EXERCISE OBJECTIVE. Repeat the listing word for word. No pictures belong in the copy.

RECORD LIST.
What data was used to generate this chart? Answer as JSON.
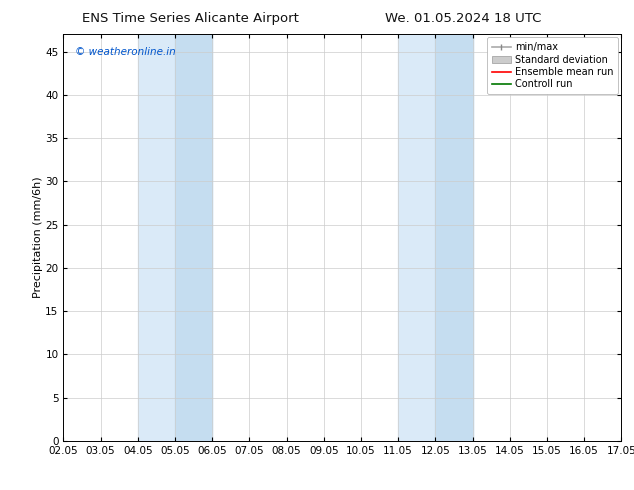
{
  "title_left": "ENS Time Series Alicante Airport",
  "title_right": "We. 01.05.2024 18 UTC",
  "ylabel": "Precipitation (mm/6h)",
  "watermark": "© weatheronline.in",
  "watermark_color": "#0055cc",
  "ylim": [
    0,
    47
  ],
  "yticks": [
    0,
    5,
    10,
    15,
    20,
    25,
    30,
    35,
    40,
    45
  ],
  "xtick_labels": [
    "02.05",
    "03.05",
    "04.05",
    "05.05",
    "06.05",
    "07.05",
    "08.05",
    "09.05",
    "10.05",
    "11.05",
    "12.05",
    "13.05",
    "14.05",
    "15.05",
    "16.05",
    "17.05"
  ],
  "num_xticks": 16,
  "shaded_bands": [
    {
      "xmin": 2,
      "xmax": 4,
      "color": "#daeaf8"
    },
    {
      "xmin": 9,
      "xmax": 11,
      "color": "#daeaf8"
    }
  ],
  "shaded_bands2": [
    {
      "xmin": 3,
      "xmax": 4,
      "color": "#c5ddf0"
    },
    {
      "xmin": 10,
      "xmax": 11,
      "color": "#c5ddf0"
    }
  ],
  "bg_color": "#ffffff",
  "plot_bg_color": "#ffffff",
  "grid_color": "#cccccc",
  "legend_labels": [
    "min/max",
    "Standard deviation",
    "Ensemble mean run",
    "Controll run"
  ],
  "title_fontsize": 9.5,
  "tick_fontsize": 7.5,
  "ylabel_fontsize": 8,
  "watermark_fontsize": 7.5,
  "legend_fontsize": 7
}
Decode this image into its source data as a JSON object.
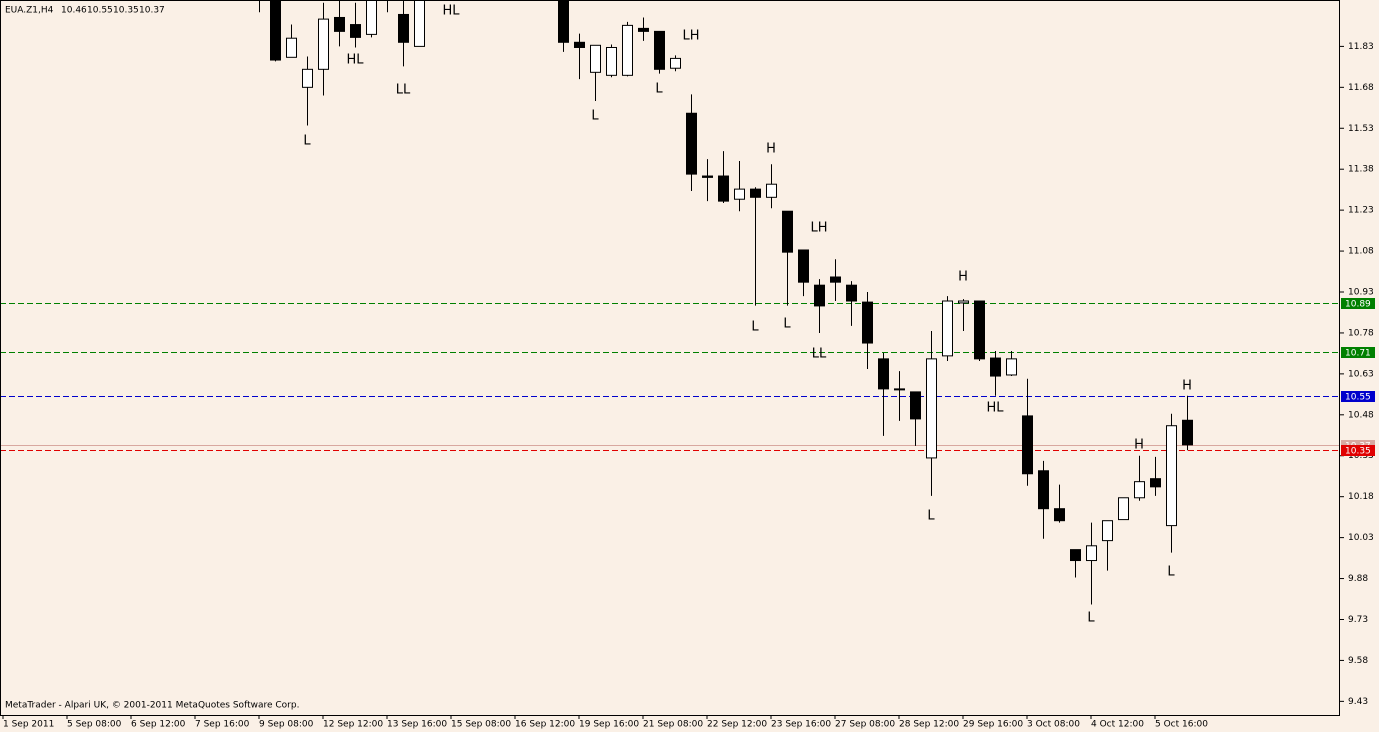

EXERCISE RESULT.
What data was used to generate this chart? Answer as JSON.
{
  "title_left": "ENS Time Series Alicante Airport",
  "title_right": "We. 01.05.2024 18 UTC",
  "ylabel": "Precipitation (mm/6h)",
  "watermark": "© weatheronline.in",
  "watermark_color": "#0055cc",
  "ylim": [
    0,
    47
  ],
  "yticks": [
    0,
    5,
    10,
    15,
    20,
    25,
    30,
    35,
    40,
    45
  ],
  "xtick_labels": [
    "02.05",
    "03.05",
    "04.05",
    "05.05",
    "06.05",
    "07.05",
    "08.05",
    "09.05",
    "10.05",
    "11.05",
    "12.05",
    "13.05",
    "14.05",
    "15.05",
    "16.05",
    "17.05"
  ],
  "num_xticks": 16,
  "shaded_bands": [
    {
      "xmin": 2,
      "xmax": 4,
      "color": "#daeaf8"
    },
    {
      "xmin": 9,
      "xmax": 11,
      "color": "#daeaf8"
    }
  ],
  "shaded_bands2": [
    {
      "xmin": 3,
      "xmax": 4,
      "color": "#c5ddf0"
    },
    {
      "xmin": 10,
      "xmax": 11,
      "color": "#c5ddf0"
    }
  ],
  "bg_color": "#ffffff",
  "plot_bg_color": "#ffffff",
  "grid_color": "#cccccc",
  "legend_labels": [
    "min/max",
    "Standard deviation",
    "Ensemble mean run",
    "Controll run"
  ],
  "title_fontsize": 9.5,
  "tick_fontsize": 7.5,
  "ylabel_fontsize": 8,
  "watermark_fontsize": 7.5,
  "legend_fontsize": 7
}
Decode this image into its source data as a JSON object.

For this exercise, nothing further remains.